**Available data:**
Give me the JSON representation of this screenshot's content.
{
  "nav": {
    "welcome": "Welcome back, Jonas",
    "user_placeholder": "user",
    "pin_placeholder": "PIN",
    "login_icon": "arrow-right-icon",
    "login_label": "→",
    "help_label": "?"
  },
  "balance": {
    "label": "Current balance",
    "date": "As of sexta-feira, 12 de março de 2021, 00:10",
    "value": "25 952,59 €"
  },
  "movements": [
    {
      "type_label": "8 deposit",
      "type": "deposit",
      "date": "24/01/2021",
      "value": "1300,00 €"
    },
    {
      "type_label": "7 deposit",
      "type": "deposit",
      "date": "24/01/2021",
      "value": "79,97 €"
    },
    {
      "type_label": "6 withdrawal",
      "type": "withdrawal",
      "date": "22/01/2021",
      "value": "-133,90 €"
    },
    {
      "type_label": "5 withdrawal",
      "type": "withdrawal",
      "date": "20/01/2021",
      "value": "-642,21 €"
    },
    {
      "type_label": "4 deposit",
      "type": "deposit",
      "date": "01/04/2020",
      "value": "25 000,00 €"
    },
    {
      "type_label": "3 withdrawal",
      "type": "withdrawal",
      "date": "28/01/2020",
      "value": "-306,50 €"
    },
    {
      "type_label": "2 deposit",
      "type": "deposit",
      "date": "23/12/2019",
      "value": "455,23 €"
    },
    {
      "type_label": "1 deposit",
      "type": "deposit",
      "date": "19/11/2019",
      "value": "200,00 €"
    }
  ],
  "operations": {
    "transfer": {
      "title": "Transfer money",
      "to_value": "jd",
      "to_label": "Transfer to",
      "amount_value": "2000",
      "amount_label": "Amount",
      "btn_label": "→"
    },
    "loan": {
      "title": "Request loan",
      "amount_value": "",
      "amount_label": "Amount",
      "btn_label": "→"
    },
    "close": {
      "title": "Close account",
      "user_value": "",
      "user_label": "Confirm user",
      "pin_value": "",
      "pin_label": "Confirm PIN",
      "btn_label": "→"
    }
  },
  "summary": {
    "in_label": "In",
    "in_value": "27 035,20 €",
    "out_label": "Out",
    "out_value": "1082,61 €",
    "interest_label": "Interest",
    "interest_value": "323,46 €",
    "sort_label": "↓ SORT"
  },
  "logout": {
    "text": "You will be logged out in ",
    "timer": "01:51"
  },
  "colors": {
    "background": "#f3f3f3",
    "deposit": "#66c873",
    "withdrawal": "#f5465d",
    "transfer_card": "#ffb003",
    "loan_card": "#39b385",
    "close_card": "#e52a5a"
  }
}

**Exercise goal:** Write every record out again, unaltered.

**Exercise solution:**
Give me the JSON representation of this screenshot's content.
{
  "nav": {
    "welcome": "Welcome back, Jonas",
    "user_placeholder": "user",
    "pin_placeholder": "PIN",
    "login_icon": "arrow-right-icon",
    "login_label": "→",
    "help_label": "?"
  },
  "balance": {
    "label": "Current balance",
    "date": "As of sexta-feira, 12 de março de 2021, 00:10",
    "value": "25 952,59 €"
  },
  "movements": [
    {
      "type_label": "8 deposit",
      "type": "deposit",
      "date": "24/01/2021",
      "value": "1300,00 €"
    },
    {
      "type_label": "7 deposit",
      "type": "deposit",
      "date": "24/01/2021",
      "value": "79,97 €"
    },
    {
      "type_label": "6 withdrawal",
      "type": "withdrawal",
      "date": "22/01/2021",
      "value": "-133,90 €"
    },
    {
      "type_label": "5 withdrawal",
      "type": "withdrawal",
      "date": "20/01/2021",
      "value": "-642,21 €"
    },
    {
      "type_label": "4 deposit",
      "type": "deposit",
      "date": "01/04/2020",
      "value": "25 000,00 €"
    },
    {
      "type_label": "3 withdrawal",
      "type": "withdrawal",
      "date": "28/01/2020",
      "value": "-306,50 €"
    },
    {
      "type_label": "2 deposit",
      "type": "deposit",
      "date": "23/12/2019",
      "value": "455,23 €"
    },
    {
      "type_label": "1 deposit",
      "type": "deposit",
      "date": "19/11/2019",
      "value": "200,00 €"
    }
  ],
  "operations": {
    "transfer": {
      "title": "Transfer money",
      "to_value": "jd",
      "to_label": "Transfer to",
      "amount_value": "2000",
      "amount_label": "Amount",
      "btn_label": "→"
    },
    "loan": {
      "title": "Request loan",
      "amount_value": "",
      "amount_label": "Amount",
      "btn_label": "→"
    },
    "close": {
      "title": "Close account",
      "user_value": "",
      "user_label": "Confirm user",
      "pin_value": "",
      "pin_label": "Confirm PIN",
      "btn_label": "→"
    }
  },
  "summary": {
    "in_label": "In",
    "in_value": "27 035,20 €",
    "out_label": "Out",
    "out_value": "1082,61 €",
    "interest_label": "Interest",
    "interest_value": "323,46 €",
    "sort_label": "↓ SORT"
  },
  "logout": {
    "text": "You will be logged out in ",
    "timer": "01:51"
  },
  "colors": {
    "background": "#f3f3f3",
    "deposit": "#66c873",
    "withdrawal": "#f5465d",
    "transfer_card": "#ffb003",
    "loan_card": "#39b385",
    "close_card": "#e52a5a"
  }
}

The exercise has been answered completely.